┏━━

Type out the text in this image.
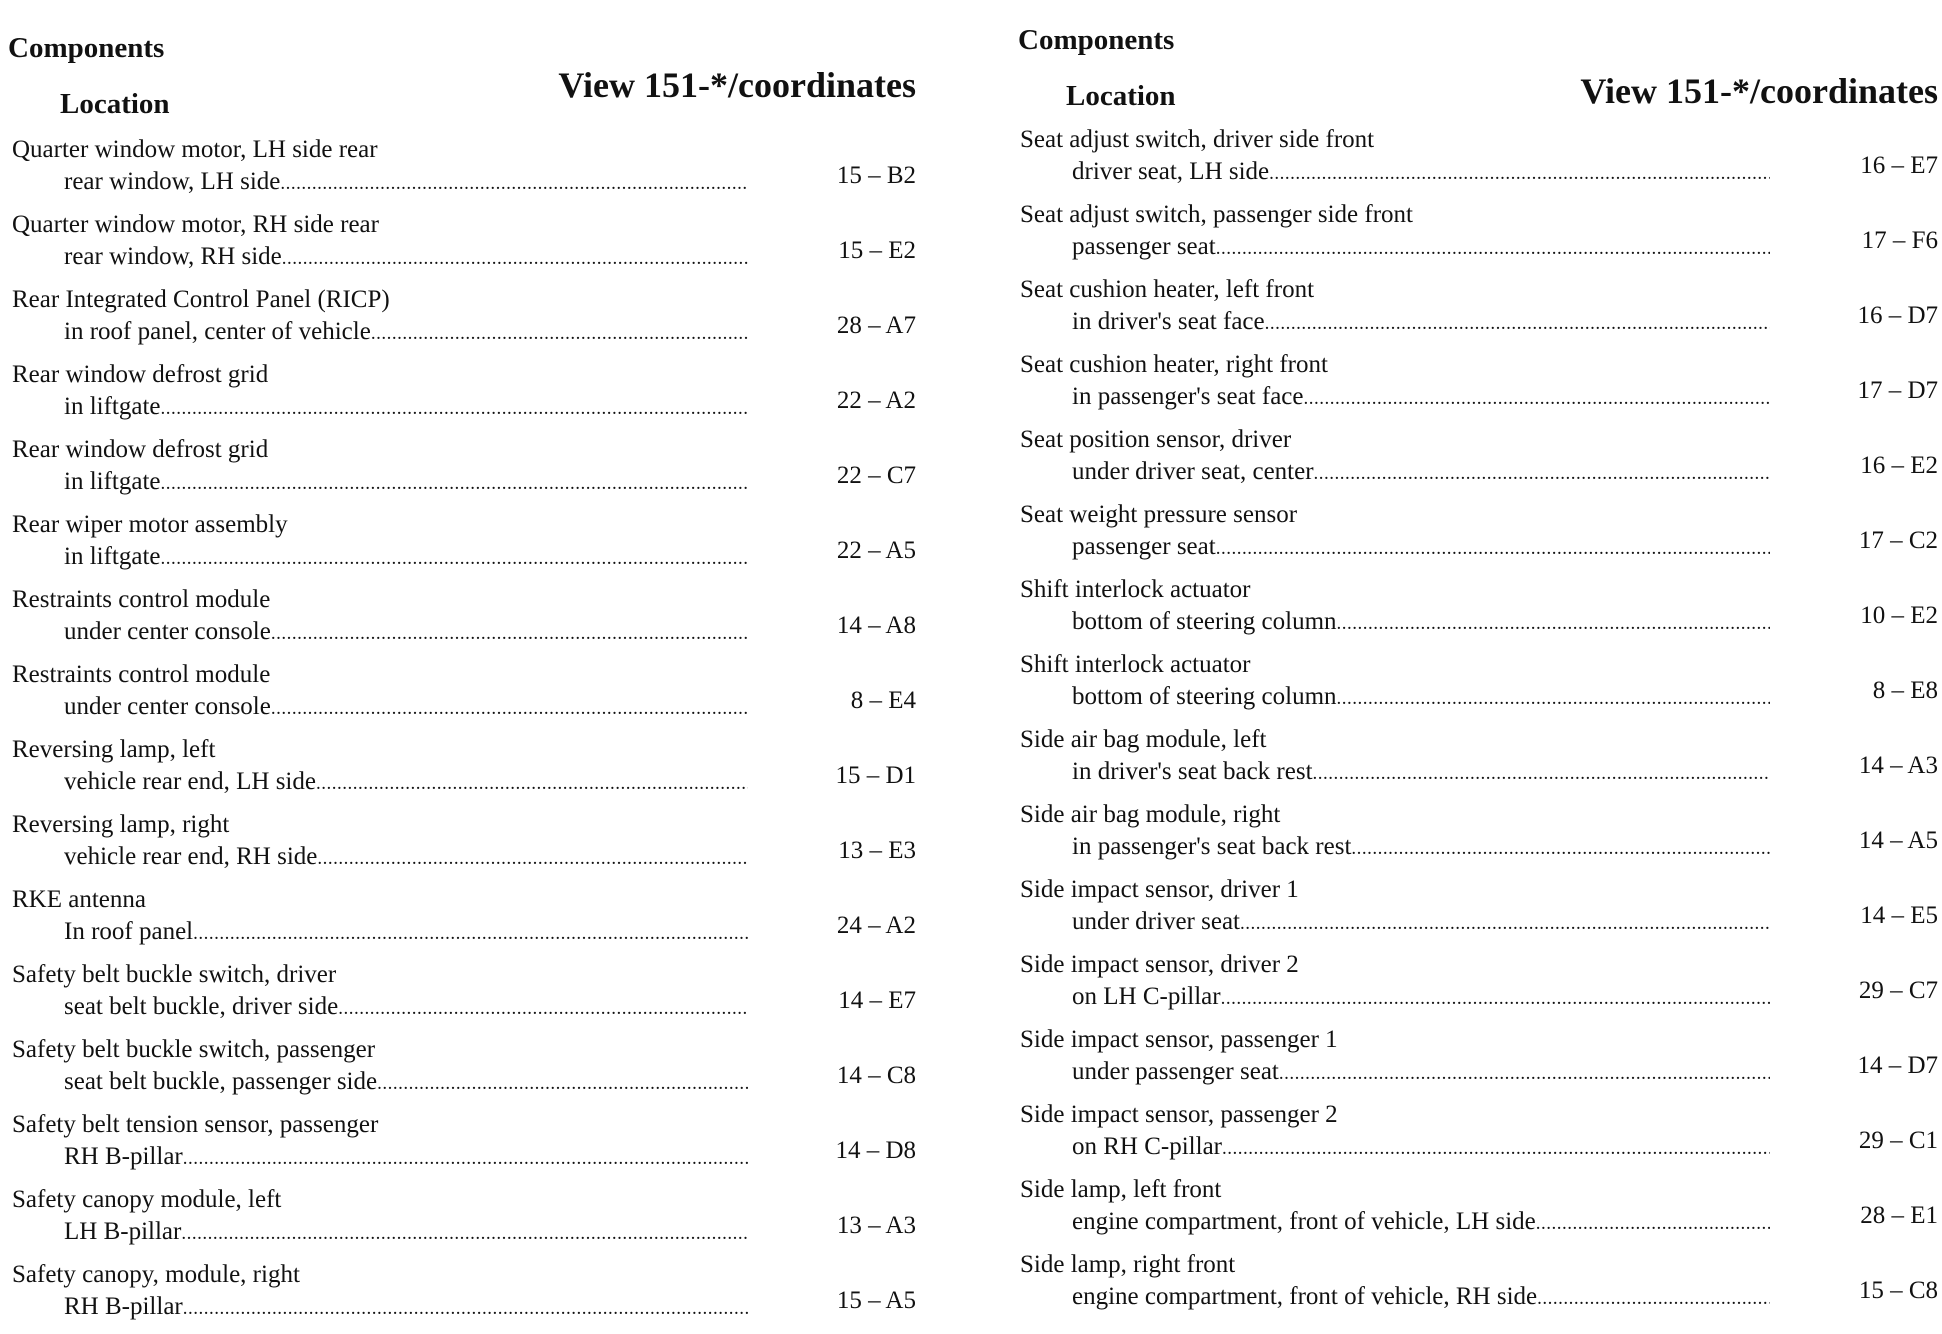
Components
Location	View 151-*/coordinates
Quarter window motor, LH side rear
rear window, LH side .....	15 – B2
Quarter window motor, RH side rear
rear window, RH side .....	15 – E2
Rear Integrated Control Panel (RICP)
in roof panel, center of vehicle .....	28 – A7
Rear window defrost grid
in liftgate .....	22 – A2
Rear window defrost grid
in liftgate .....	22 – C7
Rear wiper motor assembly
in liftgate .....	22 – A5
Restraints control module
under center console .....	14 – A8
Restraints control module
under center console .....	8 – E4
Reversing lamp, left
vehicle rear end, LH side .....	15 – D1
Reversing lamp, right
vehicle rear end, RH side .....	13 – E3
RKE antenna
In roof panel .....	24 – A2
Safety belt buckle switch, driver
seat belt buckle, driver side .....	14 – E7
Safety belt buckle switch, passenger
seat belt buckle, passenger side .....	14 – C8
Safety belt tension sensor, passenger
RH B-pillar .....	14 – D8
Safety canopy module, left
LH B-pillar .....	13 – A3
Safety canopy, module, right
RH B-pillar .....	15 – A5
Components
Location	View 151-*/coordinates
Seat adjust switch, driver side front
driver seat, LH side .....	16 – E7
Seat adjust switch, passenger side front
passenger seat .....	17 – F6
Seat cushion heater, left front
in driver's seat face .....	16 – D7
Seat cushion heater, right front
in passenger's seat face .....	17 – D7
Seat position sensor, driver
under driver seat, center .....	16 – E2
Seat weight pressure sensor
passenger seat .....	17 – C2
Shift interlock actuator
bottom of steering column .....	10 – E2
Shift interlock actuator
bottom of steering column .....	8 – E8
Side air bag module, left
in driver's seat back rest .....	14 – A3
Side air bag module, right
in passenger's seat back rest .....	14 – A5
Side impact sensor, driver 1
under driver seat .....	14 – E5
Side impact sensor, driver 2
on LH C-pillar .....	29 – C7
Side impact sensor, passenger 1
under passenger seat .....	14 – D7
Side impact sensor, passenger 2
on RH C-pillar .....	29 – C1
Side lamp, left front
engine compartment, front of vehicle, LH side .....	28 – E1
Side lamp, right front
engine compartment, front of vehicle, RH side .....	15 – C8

┗━━
┏━━

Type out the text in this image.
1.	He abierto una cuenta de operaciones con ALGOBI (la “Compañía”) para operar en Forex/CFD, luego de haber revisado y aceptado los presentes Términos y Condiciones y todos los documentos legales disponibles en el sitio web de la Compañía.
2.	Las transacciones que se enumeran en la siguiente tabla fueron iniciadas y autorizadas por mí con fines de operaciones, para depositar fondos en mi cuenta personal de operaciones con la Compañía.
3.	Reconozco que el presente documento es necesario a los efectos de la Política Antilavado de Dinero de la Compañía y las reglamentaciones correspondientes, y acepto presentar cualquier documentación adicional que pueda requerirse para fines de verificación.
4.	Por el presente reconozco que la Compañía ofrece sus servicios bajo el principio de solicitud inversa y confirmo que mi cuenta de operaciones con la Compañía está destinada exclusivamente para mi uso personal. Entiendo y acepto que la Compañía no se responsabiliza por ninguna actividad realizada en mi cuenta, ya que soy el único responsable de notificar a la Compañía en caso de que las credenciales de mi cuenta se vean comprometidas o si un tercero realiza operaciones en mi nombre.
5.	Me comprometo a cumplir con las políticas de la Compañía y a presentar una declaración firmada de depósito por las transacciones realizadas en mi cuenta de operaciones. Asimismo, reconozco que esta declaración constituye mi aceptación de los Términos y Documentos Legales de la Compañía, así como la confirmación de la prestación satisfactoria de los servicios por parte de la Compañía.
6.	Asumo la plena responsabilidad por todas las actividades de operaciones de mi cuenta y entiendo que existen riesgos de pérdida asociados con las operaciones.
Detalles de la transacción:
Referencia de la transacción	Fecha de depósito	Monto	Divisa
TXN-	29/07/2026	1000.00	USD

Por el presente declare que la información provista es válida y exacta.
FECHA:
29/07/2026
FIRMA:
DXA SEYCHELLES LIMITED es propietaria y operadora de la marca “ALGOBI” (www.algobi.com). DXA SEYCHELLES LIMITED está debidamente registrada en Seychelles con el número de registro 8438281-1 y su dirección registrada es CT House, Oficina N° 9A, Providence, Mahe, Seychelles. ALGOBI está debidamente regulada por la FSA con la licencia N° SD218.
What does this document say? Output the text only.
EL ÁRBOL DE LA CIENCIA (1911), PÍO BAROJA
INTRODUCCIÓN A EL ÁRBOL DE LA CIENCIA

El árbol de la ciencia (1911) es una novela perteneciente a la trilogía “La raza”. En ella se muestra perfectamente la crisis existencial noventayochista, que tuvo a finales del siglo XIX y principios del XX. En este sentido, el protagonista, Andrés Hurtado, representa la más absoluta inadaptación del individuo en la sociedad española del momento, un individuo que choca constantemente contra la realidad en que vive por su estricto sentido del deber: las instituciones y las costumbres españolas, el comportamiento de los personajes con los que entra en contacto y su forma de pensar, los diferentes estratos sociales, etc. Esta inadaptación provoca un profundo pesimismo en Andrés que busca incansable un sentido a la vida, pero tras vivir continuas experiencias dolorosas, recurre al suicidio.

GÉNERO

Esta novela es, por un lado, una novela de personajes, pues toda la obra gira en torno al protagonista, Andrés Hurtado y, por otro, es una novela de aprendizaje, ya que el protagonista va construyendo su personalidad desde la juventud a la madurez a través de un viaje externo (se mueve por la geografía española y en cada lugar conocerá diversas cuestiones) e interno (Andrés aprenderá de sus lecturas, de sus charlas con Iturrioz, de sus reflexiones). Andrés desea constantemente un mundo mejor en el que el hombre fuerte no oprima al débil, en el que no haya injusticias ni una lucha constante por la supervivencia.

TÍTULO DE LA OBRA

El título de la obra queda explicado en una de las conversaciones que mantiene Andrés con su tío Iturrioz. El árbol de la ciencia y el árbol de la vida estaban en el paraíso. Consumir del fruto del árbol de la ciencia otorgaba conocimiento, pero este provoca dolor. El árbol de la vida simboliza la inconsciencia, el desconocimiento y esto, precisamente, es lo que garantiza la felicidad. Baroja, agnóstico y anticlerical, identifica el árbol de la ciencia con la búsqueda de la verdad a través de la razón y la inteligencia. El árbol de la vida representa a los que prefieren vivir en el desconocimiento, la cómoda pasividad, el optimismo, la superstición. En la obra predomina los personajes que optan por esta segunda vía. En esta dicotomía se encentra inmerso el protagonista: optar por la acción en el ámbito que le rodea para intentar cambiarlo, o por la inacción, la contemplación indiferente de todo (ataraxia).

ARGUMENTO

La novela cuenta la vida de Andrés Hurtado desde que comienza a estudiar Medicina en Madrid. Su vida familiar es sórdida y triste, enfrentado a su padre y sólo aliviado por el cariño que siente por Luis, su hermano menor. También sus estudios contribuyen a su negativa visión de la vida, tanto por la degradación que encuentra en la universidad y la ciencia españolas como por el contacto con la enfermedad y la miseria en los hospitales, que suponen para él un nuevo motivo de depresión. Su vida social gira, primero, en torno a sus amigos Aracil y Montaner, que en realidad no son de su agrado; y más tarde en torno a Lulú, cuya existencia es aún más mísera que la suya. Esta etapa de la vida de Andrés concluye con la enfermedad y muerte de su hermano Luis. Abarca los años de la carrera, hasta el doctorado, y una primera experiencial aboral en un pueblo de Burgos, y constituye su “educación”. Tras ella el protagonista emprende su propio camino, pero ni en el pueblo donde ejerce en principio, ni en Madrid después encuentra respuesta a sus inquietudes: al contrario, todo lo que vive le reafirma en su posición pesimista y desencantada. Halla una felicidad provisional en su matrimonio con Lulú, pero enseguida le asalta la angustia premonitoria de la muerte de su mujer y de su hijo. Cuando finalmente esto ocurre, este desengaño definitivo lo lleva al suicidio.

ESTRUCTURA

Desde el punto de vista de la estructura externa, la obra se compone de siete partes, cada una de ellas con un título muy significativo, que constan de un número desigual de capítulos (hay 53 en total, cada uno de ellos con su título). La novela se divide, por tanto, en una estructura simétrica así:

┗━━
┏━━

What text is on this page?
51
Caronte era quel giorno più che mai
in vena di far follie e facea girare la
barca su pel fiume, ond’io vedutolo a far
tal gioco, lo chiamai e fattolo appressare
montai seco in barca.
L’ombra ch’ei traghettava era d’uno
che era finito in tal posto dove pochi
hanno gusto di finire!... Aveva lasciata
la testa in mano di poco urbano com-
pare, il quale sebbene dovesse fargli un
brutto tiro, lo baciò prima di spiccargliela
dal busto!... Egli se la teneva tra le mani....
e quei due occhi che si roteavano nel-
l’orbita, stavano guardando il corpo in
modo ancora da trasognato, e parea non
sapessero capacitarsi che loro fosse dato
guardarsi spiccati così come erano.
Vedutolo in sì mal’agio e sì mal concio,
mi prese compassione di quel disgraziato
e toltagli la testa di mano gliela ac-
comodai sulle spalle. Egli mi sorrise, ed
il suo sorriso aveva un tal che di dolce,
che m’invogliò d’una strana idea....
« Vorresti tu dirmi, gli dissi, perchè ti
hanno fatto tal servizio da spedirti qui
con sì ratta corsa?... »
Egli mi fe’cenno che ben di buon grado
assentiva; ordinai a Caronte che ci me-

┗━━

Copy every line in the listing above where the string "column" turns up.

bottom of steering column .....	10 – E2
bottom of steering column .....	8 – E8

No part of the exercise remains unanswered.